EXERCISE DESCRIPTION — Find the lines holding "компенсации" and copy them.

MATERIAL FOR THE TASK —

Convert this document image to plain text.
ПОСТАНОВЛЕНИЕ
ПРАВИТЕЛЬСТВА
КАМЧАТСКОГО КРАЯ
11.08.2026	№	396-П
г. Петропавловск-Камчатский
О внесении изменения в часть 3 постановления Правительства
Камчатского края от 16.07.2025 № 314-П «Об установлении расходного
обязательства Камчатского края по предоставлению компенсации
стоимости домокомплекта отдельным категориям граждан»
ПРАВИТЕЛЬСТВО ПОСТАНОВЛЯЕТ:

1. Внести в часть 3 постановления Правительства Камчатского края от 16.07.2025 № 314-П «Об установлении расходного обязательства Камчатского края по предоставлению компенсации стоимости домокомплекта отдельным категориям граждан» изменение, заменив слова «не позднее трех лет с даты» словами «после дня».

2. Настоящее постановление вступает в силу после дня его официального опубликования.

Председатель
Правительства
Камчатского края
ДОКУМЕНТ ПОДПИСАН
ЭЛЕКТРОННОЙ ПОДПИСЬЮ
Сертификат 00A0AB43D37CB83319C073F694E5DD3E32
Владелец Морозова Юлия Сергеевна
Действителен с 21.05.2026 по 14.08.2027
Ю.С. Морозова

* * *

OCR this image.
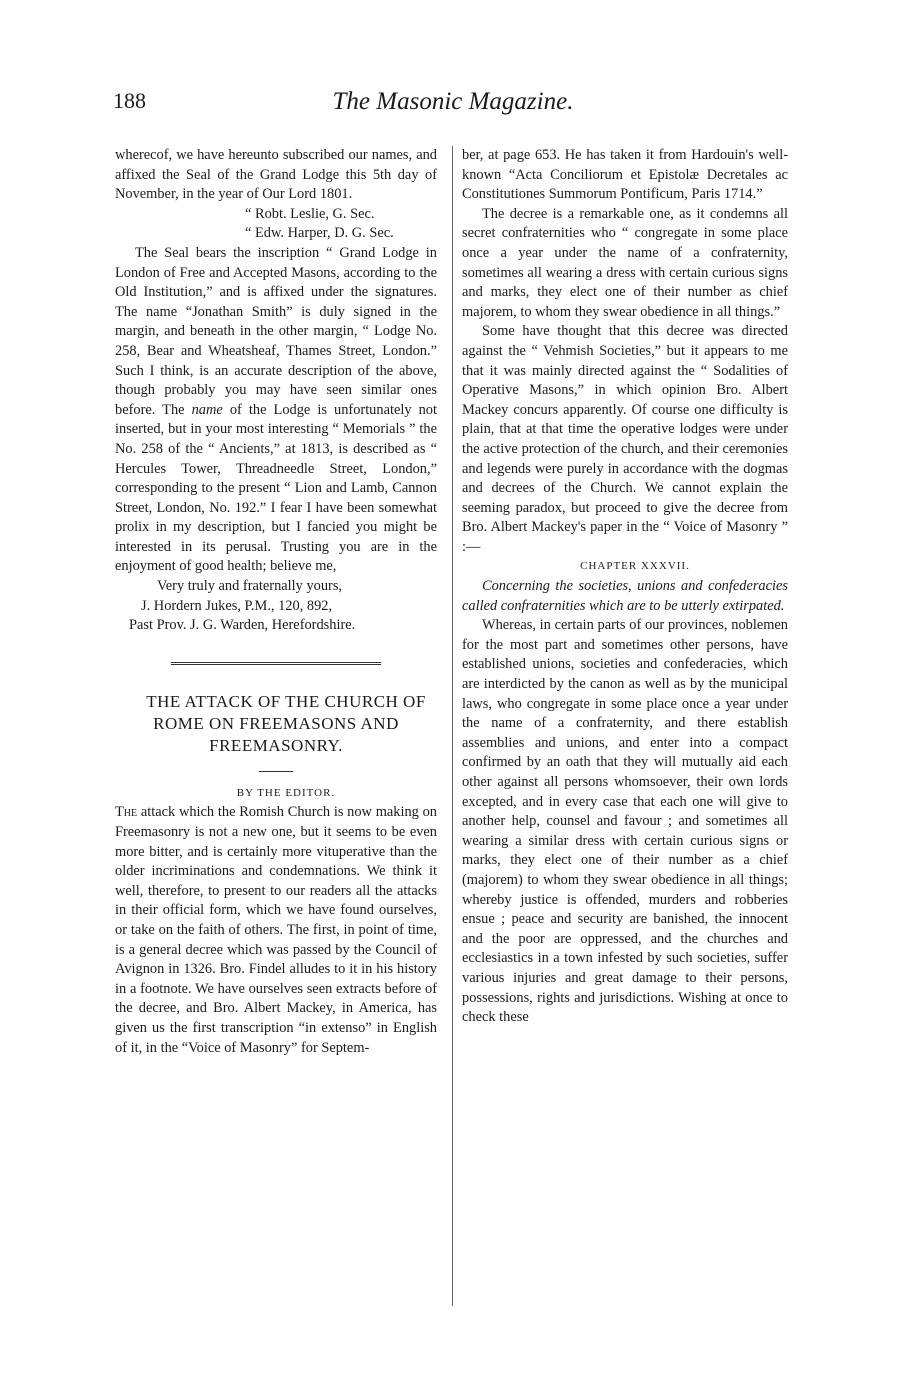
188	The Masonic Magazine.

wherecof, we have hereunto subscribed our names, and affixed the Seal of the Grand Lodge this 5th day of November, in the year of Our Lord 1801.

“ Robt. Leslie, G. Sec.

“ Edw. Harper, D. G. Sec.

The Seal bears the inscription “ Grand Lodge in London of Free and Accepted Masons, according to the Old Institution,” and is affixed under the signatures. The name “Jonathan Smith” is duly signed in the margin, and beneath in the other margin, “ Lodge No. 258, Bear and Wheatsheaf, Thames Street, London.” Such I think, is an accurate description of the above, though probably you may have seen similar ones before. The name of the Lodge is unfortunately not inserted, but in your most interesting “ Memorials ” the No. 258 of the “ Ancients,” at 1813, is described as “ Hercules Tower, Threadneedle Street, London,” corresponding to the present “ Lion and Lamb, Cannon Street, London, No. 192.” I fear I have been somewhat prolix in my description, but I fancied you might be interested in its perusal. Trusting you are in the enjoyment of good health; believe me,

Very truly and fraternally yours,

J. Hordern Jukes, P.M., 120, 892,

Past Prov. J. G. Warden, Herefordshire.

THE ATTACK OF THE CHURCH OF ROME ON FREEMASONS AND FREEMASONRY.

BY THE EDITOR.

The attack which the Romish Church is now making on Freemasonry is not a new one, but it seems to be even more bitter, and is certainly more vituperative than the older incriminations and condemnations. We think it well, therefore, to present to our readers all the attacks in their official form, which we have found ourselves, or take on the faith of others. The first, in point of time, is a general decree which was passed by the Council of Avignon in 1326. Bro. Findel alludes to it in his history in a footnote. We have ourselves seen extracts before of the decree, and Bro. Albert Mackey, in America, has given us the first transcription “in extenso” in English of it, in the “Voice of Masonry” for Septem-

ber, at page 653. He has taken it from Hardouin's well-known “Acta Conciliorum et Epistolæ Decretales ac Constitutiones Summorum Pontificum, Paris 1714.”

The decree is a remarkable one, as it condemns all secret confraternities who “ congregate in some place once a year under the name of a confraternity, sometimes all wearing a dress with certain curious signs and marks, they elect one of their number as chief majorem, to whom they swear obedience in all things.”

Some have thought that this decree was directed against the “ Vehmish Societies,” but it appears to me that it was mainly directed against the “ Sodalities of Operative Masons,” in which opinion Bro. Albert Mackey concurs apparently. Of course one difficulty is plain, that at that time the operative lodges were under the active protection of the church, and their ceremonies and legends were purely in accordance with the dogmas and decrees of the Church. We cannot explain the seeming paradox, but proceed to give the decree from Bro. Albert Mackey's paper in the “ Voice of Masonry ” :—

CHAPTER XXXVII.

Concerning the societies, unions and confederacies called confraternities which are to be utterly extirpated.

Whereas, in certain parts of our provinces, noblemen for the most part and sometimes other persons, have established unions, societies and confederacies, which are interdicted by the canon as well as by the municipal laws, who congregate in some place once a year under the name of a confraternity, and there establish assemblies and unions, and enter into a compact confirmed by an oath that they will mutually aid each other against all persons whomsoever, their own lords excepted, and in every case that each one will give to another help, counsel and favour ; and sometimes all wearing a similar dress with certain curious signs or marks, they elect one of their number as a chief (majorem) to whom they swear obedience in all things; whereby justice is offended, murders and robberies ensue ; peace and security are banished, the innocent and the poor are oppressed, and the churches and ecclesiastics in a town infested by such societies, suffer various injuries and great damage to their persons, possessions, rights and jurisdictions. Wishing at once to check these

CORRECT OUTPUT —
обязательства Камчатского края по предоставлению компенсации
1. Внести в часть 3 постановления Правительства Камчатского края от 16.07.2025 № 314-П «Об установлении расходного обязательства Камчатского края по предоставлению компенсации стоимости домокомплекта отдельным категориям граждан» изменение, заменив слова «не позднее трех лет с даты» словами «после дня».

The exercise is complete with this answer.